### Problem details
Among the records below, find the lines that contain "Remarque" and copy each of them.

Document content entries:
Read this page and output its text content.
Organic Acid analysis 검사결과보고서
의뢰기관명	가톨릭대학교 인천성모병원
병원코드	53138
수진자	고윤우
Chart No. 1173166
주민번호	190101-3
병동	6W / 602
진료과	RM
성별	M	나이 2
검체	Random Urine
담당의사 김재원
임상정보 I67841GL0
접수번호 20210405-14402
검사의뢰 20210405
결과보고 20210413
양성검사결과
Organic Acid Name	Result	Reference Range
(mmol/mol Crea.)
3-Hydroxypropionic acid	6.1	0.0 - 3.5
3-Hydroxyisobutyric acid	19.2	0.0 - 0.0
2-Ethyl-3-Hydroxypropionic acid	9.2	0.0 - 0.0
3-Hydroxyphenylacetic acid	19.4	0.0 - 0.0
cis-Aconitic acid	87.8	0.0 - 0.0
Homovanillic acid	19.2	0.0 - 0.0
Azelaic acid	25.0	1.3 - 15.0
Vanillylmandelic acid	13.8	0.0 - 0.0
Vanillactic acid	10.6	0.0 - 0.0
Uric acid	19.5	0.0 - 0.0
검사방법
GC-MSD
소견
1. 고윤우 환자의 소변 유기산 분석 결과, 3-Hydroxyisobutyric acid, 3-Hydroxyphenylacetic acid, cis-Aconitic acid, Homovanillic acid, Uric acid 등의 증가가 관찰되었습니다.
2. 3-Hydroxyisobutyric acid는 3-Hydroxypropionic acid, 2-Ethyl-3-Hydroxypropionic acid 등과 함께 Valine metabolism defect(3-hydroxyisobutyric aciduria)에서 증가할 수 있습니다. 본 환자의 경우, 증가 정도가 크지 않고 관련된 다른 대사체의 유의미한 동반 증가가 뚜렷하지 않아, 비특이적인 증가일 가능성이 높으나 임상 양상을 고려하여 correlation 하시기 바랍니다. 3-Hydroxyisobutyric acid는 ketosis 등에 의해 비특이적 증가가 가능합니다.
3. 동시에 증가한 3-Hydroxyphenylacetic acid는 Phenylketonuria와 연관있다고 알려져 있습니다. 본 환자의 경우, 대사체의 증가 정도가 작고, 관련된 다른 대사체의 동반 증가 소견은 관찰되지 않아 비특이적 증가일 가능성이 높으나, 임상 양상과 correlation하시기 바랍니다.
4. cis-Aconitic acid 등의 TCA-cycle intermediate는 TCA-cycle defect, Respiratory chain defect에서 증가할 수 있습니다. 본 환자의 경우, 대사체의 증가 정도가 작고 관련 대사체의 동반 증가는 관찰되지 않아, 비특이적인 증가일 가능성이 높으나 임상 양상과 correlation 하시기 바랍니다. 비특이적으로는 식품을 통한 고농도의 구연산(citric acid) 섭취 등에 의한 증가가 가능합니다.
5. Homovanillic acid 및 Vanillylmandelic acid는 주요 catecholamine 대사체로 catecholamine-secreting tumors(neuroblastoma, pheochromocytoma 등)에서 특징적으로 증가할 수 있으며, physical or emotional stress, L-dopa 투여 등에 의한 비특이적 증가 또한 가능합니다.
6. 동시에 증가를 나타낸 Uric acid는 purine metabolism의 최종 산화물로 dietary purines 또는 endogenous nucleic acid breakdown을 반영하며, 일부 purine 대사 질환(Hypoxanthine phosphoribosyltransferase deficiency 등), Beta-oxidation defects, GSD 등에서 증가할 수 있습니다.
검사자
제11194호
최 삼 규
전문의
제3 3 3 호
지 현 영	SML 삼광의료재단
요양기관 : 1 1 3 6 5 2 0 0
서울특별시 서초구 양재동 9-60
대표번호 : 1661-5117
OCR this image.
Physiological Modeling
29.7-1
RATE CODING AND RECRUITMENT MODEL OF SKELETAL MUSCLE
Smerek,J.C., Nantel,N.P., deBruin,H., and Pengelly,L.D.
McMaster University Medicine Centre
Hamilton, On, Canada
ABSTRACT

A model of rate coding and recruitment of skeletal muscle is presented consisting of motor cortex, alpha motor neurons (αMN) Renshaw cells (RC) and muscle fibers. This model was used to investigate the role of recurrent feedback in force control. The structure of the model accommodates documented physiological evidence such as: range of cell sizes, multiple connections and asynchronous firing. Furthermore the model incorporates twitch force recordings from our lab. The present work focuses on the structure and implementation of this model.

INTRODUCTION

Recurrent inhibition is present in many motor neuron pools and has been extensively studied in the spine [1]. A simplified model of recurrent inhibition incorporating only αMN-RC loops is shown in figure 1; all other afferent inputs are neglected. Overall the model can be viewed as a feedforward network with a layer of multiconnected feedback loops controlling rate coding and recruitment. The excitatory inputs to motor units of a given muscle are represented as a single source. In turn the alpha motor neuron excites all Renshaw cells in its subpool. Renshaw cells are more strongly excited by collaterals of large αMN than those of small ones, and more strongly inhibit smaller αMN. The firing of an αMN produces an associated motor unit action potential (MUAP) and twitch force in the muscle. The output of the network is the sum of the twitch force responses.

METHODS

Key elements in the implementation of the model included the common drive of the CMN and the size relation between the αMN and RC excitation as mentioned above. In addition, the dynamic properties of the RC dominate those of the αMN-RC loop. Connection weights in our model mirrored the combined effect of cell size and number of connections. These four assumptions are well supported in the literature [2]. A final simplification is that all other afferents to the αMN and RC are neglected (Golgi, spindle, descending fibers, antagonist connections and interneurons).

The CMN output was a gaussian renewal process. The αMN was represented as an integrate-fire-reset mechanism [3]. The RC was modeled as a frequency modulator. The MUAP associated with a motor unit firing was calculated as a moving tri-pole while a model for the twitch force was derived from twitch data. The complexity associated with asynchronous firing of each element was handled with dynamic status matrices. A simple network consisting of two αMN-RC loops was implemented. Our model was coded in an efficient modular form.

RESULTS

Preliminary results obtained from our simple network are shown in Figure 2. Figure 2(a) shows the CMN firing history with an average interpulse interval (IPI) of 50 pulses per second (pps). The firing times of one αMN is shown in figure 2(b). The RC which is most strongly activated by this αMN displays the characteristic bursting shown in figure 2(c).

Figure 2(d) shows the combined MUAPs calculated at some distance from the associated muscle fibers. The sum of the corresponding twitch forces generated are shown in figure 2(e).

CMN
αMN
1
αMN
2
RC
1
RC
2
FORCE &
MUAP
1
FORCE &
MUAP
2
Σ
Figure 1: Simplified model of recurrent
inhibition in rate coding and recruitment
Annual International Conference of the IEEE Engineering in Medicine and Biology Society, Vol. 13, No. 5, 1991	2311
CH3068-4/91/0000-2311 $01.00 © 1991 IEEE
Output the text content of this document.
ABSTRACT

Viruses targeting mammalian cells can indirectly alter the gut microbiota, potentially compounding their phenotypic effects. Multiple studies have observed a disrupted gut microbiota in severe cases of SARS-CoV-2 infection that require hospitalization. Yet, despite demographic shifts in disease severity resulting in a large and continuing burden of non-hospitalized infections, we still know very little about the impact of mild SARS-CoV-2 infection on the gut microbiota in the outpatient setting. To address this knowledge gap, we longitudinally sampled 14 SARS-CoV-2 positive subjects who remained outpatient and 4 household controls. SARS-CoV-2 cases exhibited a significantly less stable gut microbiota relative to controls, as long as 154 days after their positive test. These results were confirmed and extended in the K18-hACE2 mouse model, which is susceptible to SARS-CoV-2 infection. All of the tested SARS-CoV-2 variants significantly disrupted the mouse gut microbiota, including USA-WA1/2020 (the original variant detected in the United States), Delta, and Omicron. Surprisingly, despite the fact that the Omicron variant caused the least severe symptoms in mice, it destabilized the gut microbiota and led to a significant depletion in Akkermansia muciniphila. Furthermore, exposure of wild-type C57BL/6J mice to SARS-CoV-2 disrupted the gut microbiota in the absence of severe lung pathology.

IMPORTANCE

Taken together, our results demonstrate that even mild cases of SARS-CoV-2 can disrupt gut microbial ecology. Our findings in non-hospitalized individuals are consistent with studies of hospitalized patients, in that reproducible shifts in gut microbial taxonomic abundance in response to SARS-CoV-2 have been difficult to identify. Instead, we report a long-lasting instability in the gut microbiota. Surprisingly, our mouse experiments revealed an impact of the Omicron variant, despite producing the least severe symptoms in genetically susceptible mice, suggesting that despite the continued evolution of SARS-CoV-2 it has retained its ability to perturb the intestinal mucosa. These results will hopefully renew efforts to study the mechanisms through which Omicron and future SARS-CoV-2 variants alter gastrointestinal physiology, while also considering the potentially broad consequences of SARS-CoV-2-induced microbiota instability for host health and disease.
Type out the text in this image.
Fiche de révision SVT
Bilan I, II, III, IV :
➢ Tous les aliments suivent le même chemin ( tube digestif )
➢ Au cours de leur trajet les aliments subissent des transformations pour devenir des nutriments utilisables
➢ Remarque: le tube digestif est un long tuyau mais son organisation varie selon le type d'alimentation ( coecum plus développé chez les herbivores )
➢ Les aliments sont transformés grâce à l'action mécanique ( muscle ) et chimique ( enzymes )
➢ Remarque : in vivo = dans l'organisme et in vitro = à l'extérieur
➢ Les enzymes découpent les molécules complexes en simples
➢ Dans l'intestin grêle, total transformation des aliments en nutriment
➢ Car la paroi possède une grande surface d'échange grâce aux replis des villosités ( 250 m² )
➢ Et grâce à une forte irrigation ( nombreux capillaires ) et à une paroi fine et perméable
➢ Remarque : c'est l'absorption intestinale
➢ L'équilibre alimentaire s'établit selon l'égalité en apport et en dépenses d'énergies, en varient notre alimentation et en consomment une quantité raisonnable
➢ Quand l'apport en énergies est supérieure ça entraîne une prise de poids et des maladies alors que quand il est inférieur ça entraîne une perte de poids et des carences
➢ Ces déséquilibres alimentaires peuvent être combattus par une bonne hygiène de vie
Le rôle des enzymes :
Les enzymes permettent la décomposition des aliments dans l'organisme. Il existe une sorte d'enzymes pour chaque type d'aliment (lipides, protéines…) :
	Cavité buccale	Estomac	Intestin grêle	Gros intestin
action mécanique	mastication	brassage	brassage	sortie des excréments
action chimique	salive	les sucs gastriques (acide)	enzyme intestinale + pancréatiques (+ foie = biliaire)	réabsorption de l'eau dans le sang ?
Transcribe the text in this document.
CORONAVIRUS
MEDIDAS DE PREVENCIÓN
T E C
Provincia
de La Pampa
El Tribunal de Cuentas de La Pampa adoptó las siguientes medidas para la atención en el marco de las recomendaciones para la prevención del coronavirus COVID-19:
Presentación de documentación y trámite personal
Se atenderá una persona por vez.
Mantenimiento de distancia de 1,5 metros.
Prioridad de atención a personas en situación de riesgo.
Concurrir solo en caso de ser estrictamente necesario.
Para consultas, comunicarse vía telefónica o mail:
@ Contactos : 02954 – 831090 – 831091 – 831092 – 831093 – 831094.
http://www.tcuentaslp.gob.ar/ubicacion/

### Exercise answer
➢ Remarque: le tube digestif est un long tuyau mais son organisation varie selon le type d'alimentation ( coecum plus développé chez les herbivores )
➢ Remarque : in vivo = dans l'organisme et in vitro = à l'extérieur
➢ Remarque : c'est l'absorption intestinale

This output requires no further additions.